** Written request **
Among the records that follow, count the lines with the string "annotation"; report only that count.

________________________

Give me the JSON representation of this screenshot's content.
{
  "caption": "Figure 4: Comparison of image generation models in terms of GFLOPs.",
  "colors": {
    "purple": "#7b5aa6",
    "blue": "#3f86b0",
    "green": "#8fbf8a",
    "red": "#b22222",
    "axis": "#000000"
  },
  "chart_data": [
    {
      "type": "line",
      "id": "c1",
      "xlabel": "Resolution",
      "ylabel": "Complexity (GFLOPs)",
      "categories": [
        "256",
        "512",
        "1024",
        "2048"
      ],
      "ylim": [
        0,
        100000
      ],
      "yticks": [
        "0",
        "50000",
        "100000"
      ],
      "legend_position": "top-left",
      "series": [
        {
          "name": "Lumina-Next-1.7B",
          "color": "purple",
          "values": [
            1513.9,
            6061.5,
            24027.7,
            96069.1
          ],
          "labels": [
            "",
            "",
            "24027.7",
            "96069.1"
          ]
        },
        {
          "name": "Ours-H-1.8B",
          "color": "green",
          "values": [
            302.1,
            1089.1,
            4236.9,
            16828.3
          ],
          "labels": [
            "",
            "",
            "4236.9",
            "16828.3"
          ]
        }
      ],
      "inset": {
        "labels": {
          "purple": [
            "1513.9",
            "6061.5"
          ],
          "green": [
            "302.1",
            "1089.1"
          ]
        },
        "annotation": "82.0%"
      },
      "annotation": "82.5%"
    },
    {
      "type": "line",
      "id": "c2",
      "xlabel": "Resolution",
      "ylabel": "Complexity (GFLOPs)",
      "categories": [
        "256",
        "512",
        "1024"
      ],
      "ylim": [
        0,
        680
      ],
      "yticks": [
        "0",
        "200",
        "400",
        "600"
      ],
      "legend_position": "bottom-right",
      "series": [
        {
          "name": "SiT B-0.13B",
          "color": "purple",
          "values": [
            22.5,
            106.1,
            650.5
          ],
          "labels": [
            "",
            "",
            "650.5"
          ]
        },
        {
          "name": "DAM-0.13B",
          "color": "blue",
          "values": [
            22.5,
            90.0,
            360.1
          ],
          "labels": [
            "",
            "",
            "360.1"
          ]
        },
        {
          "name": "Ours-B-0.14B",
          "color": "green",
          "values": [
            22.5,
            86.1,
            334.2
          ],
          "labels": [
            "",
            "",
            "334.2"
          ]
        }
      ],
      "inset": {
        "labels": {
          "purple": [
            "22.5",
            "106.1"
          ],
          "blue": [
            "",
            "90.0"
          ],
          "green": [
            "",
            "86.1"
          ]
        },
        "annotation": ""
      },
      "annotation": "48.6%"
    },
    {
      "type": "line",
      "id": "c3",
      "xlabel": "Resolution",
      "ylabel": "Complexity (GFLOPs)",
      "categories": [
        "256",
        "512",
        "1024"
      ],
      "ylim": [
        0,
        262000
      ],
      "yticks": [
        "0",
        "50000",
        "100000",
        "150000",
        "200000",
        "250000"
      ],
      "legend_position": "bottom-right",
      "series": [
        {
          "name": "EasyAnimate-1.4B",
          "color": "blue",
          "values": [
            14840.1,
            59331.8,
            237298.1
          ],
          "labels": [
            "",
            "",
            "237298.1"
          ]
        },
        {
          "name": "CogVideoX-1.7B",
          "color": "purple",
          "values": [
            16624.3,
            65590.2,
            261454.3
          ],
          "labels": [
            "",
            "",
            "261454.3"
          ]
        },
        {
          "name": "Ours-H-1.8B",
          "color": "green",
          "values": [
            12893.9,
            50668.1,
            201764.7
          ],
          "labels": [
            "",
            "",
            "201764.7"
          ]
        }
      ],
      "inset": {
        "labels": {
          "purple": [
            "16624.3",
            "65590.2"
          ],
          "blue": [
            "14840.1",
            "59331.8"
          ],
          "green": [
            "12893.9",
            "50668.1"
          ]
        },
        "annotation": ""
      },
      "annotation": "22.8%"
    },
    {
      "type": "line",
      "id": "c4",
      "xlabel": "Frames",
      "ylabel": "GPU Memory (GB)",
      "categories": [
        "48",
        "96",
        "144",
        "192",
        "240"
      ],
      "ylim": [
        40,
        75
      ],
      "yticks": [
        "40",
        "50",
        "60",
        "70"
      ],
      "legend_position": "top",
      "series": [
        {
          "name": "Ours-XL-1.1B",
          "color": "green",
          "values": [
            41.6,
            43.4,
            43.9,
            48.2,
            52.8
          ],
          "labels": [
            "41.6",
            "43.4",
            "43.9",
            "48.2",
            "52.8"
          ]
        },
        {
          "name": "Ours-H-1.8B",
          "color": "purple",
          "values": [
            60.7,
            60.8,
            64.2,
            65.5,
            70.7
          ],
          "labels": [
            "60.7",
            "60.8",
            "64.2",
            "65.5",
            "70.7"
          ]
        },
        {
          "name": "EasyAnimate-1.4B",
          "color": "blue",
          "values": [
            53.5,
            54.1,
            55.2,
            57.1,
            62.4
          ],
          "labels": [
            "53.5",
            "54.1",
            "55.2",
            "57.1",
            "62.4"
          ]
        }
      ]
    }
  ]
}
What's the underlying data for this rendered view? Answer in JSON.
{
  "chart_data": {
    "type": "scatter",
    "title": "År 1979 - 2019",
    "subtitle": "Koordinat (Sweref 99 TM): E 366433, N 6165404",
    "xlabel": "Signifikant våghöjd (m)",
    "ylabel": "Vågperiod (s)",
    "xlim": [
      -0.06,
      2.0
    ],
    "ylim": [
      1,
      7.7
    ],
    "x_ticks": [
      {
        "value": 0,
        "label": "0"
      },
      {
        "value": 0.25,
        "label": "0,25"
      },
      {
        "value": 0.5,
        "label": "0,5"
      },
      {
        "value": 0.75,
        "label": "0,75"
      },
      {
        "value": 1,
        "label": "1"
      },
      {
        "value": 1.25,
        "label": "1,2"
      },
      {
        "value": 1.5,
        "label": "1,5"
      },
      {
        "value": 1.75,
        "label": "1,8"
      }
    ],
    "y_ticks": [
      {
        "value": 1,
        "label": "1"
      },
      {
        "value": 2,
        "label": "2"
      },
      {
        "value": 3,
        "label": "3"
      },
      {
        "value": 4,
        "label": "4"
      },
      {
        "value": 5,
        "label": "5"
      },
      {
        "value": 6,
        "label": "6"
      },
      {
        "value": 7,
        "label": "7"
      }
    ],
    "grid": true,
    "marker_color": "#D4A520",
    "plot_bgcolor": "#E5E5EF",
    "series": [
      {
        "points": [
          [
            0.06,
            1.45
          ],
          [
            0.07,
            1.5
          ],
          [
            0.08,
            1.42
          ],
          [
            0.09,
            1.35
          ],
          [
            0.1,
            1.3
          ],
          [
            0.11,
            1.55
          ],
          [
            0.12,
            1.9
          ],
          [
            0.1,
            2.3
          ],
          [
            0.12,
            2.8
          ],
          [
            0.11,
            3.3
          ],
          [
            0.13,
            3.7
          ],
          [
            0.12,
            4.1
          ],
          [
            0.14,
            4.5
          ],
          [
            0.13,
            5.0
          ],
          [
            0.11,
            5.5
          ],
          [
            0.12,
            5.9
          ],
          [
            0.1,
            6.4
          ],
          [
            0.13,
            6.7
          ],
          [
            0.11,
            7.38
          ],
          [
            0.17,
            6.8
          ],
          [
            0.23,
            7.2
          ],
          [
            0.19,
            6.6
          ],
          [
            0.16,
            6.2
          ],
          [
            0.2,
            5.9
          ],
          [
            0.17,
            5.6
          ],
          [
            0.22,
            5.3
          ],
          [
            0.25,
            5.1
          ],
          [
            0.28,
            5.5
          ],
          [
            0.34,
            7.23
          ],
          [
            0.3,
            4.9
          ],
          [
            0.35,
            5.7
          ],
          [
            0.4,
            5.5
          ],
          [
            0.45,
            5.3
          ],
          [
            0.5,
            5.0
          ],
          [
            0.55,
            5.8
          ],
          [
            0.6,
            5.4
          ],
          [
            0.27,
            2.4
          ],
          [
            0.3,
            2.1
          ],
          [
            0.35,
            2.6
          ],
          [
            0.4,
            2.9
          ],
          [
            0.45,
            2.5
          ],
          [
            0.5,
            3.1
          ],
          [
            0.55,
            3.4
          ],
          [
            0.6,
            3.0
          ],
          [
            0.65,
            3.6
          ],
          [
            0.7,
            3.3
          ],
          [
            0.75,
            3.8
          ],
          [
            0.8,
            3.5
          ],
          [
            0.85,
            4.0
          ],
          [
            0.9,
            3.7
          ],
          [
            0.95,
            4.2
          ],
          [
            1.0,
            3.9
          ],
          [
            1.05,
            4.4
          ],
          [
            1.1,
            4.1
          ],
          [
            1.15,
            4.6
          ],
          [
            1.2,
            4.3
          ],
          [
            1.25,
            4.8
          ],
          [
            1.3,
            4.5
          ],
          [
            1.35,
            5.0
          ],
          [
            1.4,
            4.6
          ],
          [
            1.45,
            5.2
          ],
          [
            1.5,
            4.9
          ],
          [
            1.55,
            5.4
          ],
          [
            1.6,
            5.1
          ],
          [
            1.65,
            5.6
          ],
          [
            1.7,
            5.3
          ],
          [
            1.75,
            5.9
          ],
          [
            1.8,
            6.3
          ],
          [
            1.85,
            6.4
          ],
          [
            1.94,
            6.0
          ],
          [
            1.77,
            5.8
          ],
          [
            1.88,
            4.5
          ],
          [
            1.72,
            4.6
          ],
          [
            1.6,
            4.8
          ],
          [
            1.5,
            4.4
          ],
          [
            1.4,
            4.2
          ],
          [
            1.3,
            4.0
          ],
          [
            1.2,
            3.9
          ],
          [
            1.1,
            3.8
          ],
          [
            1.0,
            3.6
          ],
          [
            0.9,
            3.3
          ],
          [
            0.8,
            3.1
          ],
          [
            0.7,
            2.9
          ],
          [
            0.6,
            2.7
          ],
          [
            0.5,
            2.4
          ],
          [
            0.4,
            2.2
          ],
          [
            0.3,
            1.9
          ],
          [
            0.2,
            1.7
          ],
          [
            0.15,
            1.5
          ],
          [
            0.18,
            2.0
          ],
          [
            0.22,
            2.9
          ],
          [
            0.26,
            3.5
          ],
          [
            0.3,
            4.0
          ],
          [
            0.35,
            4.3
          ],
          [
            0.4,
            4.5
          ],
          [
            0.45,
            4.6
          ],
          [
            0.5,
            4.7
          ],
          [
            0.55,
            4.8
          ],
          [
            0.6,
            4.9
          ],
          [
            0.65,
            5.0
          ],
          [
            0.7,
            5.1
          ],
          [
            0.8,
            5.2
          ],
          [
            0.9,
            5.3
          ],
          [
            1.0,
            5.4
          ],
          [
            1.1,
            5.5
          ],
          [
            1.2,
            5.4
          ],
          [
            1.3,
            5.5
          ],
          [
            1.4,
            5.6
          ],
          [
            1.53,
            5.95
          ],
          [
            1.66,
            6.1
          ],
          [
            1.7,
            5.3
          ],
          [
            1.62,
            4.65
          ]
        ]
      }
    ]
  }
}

________________________

** Solution for this task **
6